### PROVIDED PASSAGE
^^^^^^^^^^^^^^^^

Kyte et al. “The effects of poor weather conditions on free-flow speed on a rural Interstate freeway are considered. It was found that free-flow speed is affected by pavement conditions, visibility, and wind speeds. It is also suggested that poor weather conditions occur with some degree of frequency in a number of U.S. cities and that the effects of poor weather should be considered in such cases as part of capacity and level-of-service analyses.”

3. Roads are slipperier. People insufficiently recognize that roads are slipperier and instead of giving increased spacing choose to crash into the vehicle in front of them. This temporarily reduces capacity to zero as the drivers sort out the situation.

Crash

Khattak and Knaap “significant increase was observed when winter snow event injury and noninjury crash rates (crashes per million vehicle kilometers) were compared with equivalent winter nonsnow event injury and noninjury crash rates. The data were then analyzed for injury occurrence. Results of a logit model indicated that crash injury occurrence on Interstate highways in Iowa depended on traffic, road geometry, and number of vehicles involved in a crash. Another finding from the logit model was that crashes during snow events were less injurious compared with equivalent nonsnow event crashes. Snow event–specific crash data were then analyzed to study the effects of snow event elements (e.g., snowfall intensity) on injury occurrence in vehicular crashes.”

^^^^^^^^^^^^^^^^

### RECORD EXTRACTS
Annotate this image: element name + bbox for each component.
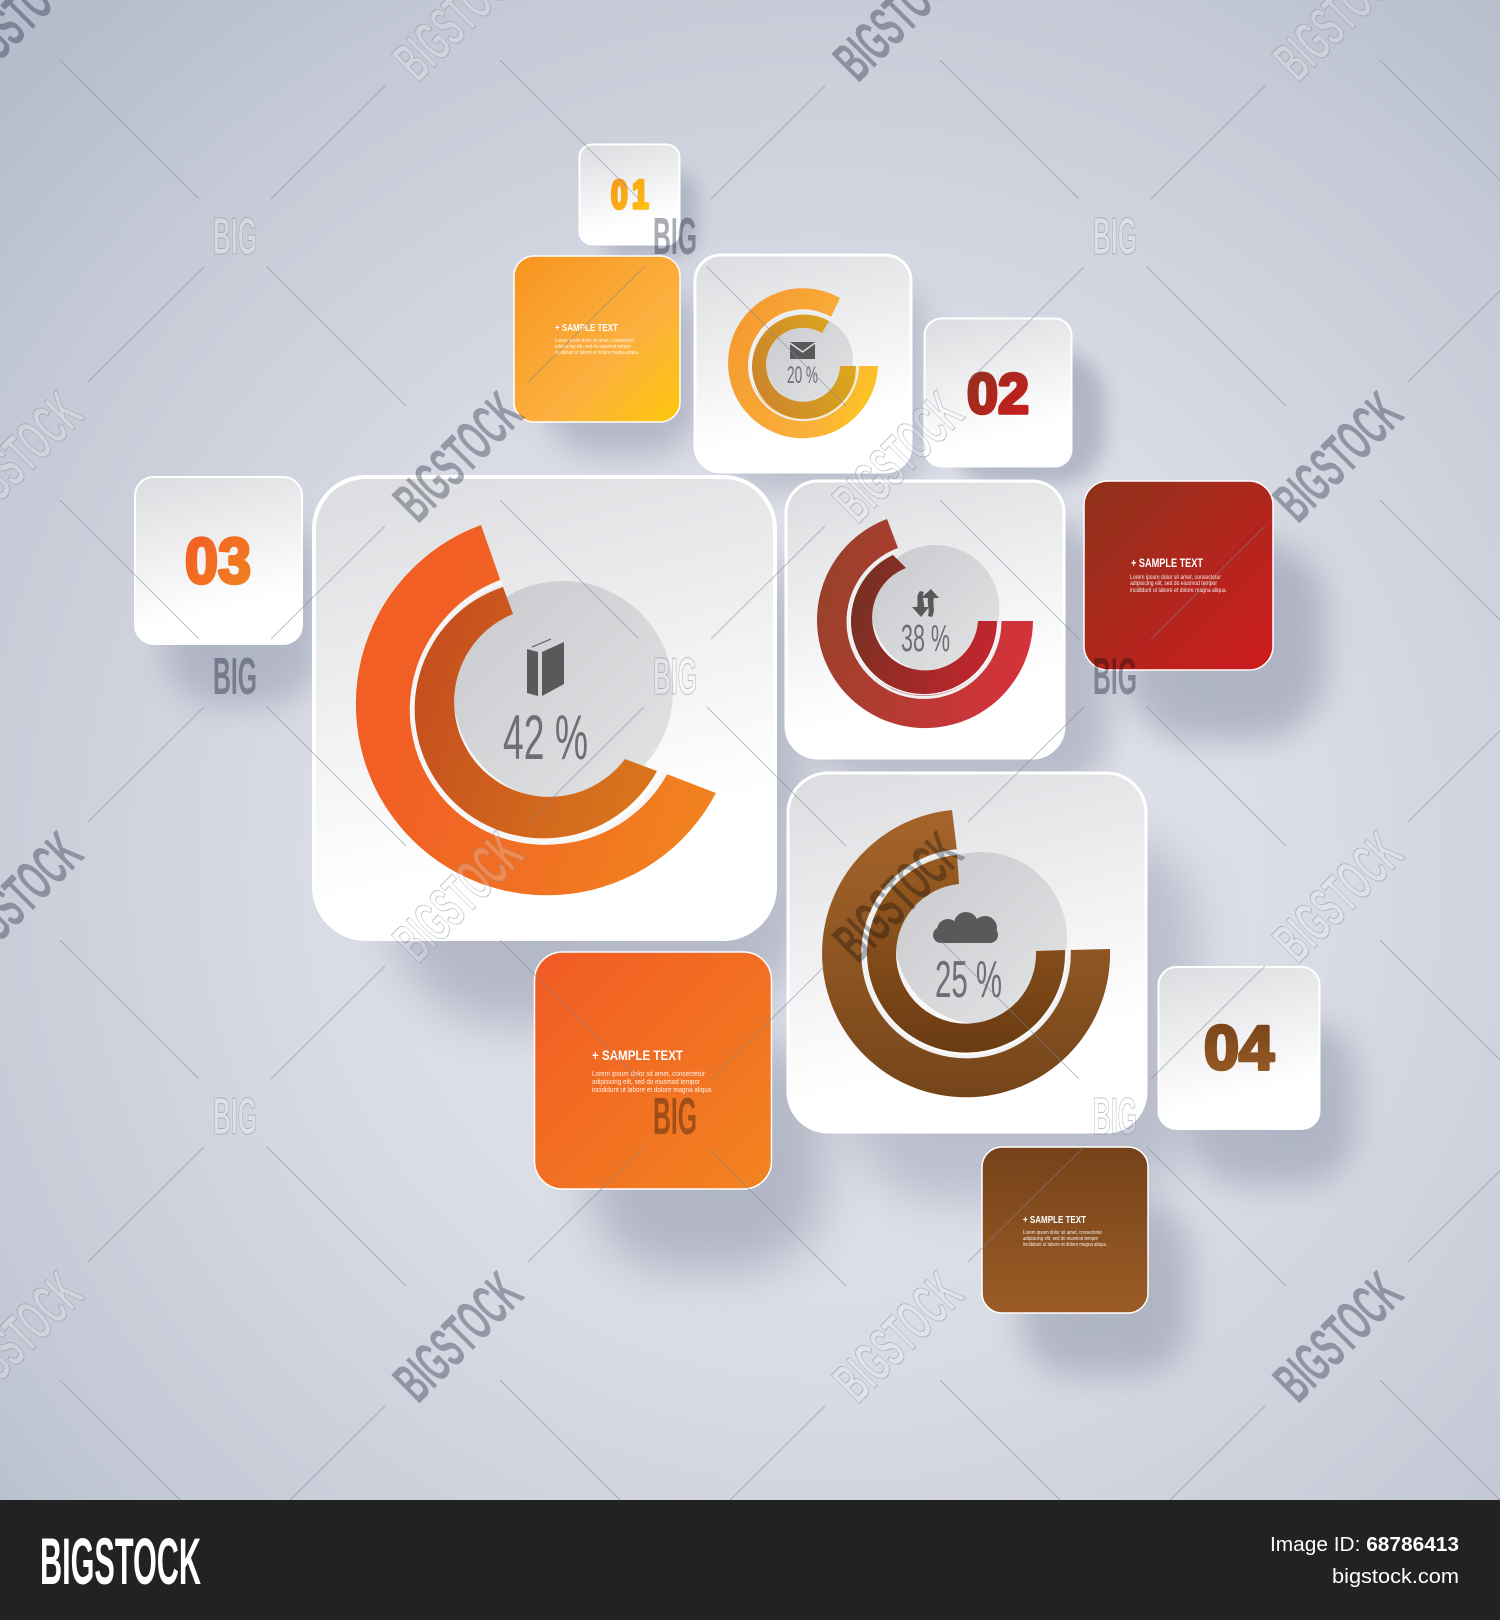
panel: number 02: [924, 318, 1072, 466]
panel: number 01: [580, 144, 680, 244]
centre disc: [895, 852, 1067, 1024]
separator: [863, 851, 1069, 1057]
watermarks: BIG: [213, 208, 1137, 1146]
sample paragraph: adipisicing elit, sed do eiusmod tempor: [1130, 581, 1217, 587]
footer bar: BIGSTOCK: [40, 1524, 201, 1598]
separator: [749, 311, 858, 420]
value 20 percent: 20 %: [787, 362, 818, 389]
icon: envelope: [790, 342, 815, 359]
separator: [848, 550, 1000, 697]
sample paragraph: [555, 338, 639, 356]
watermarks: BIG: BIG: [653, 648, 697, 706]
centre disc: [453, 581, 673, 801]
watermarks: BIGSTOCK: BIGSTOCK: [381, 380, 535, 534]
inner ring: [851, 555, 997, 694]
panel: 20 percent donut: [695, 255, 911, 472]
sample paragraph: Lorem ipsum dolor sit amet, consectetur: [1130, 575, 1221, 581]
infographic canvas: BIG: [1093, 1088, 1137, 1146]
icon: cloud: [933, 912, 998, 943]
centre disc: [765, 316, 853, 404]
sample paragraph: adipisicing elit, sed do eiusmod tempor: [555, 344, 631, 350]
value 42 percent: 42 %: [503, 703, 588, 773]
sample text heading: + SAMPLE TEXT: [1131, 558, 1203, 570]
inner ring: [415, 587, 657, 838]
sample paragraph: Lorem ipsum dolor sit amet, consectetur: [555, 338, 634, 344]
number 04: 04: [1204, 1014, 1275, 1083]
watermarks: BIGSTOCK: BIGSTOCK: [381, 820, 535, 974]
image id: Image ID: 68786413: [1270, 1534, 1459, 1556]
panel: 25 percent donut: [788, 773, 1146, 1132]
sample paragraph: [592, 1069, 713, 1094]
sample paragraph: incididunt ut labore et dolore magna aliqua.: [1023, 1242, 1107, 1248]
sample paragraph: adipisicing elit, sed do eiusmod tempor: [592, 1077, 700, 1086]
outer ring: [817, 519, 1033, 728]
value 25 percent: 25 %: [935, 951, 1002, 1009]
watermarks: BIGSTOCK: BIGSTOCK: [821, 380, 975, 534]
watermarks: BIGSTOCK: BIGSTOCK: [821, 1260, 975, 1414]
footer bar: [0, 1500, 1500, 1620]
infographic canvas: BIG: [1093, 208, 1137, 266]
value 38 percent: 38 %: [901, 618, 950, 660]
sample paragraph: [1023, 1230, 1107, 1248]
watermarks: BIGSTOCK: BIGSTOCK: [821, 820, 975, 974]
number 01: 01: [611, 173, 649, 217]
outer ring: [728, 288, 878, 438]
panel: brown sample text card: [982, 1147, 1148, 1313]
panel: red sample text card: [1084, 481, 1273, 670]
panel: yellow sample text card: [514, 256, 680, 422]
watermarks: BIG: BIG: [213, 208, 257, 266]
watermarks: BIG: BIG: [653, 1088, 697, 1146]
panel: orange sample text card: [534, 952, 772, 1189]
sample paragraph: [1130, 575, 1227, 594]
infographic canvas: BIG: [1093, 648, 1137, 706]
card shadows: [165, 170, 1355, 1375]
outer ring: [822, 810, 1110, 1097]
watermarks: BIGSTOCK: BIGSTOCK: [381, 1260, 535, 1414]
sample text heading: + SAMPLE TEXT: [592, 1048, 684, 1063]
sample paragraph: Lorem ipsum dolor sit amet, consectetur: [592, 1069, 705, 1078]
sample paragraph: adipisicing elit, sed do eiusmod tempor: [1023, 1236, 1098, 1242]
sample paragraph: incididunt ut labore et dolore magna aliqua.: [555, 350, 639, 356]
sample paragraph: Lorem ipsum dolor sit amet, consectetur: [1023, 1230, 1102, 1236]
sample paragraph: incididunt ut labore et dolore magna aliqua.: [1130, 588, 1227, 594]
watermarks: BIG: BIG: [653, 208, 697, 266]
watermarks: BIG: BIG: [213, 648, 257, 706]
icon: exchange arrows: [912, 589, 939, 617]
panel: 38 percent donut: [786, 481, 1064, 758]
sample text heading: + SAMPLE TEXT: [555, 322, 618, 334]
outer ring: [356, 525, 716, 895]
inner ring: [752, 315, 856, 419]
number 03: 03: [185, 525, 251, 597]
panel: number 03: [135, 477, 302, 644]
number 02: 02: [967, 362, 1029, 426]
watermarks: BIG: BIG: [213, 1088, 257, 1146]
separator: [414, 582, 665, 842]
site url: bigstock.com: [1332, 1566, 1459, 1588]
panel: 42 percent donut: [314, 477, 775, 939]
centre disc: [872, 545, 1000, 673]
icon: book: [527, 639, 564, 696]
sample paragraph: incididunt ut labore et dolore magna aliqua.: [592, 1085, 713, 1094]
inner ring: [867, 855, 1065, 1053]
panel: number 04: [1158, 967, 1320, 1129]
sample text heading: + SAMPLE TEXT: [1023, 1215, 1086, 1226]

^^^^^^^^^^^^^^^^

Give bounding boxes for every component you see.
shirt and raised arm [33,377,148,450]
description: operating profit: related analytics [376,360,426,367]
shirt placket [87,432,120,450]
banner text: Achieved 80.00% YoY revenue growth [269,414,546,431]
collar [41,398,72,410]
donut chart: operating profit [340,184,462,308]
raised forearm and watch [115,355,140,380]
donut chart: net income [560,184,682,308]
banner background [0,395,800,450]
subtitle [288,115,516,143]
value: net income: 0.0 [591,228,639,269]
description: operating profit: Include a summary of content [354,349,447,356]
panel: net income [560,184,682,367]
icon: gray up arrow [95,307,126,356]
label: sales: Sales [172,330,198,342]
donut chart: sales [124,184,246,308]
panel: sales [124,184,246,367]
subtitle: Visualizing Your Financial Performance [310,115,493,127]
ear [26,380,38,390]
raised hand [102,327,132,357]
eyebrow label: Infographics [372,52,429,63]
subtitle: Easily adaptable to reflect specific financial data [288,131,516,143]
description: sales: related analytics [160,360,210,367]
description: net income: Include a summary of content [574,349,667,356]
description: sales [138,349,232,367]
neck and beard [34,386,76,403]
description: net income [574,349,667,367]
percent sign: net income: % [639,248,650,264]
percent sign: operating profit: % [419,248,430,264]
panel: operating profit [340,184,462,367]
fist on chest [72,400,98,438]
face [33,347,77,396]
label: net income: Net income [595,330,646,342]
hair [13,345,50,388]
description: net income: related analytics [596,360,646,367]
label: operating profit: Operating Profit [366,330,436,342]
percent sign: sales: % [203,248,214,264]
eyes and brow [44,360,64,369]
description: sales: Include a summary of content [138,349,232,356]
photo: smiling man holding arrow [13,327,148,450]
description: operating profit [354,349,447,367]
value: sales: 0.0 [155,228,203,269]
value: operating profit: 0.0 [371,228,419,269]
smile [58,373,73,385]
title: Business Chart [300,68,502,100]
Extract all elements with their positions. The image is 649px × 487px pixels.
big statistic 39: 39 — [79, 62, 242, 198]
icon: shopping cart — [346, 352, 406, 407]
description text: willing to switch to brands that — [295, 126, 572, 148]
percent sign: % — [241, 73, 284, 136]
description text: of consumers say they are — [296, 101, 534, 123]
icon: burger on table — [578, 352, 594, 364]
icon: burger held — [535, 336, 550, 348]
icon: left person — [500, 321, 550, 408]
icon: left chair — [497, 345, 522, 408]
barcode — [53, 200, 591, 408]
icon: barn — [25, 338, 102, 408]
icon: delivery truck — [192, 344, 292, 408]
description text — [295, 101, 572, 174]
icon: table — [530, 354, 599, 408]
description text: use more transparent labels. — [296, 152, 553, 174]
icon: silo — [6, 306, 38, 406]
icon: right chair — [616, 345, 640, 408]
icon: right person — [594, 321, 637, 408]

^^^^^^^^^^^^^^^^

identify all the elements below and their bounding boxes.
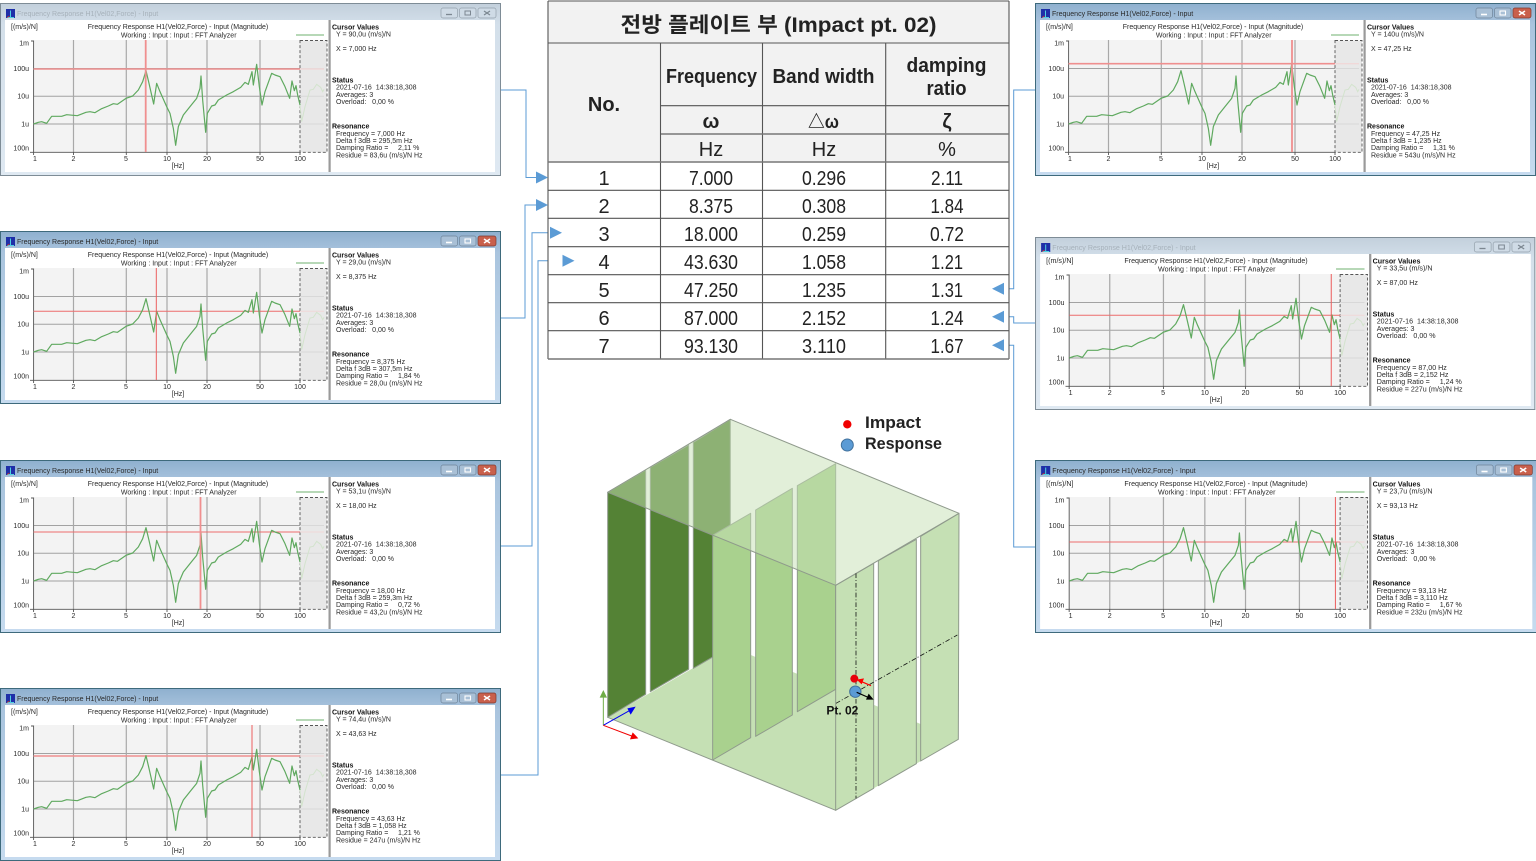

^^^^^^^^^^^^^^^^

### TASKS TO COMPLETE
• a. In the weather and traffic passage, which conditions did Kyte et al. find affect free-flow speed?
• b. Retype part of the weather and traffic passage, beginning at the words "3. Roads are slipperier." and stopping after "out the situation.".
• c. Write what comes next in the passage on how weather affects road traffic, picking up after its final sentence.
The rows come from a different source than the passage on weather and traffic.

### IN RESPONSE
• a. Pavement conditions, visibility, and wind speeds.

• b.
3. Roads are slipperier. People insufficiently recognize that roads are slipperier and instead of giving increased spacing choose to crash into the vehicle in front of them. This temporarily reduces capacity to zero as the drivers sort out the situation.

• c.
4. Snow does in fact reduce demand. People choose not to go out when it snows. Arthur Huang and I conducted some research on Minnesota travel patterns statewide and found these elasticities (so if it snows, there is a 5.9% reduction in demand and 63.9% increase in crashes in the 3am to 9am time period). The reduction in demand seems to be less than the reduction in capacity, so queueing increases on roads at or near capacity in the absence of snow.

DemandReduction

Demand Crashes
3am-9am -0.059 0.639
9am-3pm -0.092 0.926
3pm-9pm -0.115 0.752
9pm – 12am -0.091 0.814
all day -0.079

A. Huang, D. Levinson / Journal of Safety Research 41 (2010) 513–520

Others have found significant results as well:

Datla and Sharma “The commuter roads experience lowest reductions in traffic volume due to cold (up to 14%) while the recreational roads experience highest reduction (up to 31%). Impact of cold on off-peak hours (-10% to -15%) is generally higher than peak hours (-6% to -10%) for commuter roads and an opposite pattern is observed for recreational roads (peak hour reductions of 30–58% and off-peak hour reductions of 18–30%). A clear indication of reduction in traffic volume due to snow is also observed for all types of highways.”

So I wouldn’t say we become bad drivers. We are bad drivers, we just reveal it when the environment changes to the unexpected.

(This presents one more argument for robot cars. They can’t overcome the physics of braking distance or eliminate congestion, but they can in principle better assess road conditions and be less likely to crash.)

References:

Al Hassan, Y., and Derek J. Barker. “The impact of unseasonable or extreme weather on traffic activity within Lothian region, Scotland.” Journal of Transport Geography 7.3 (1999): 209-213.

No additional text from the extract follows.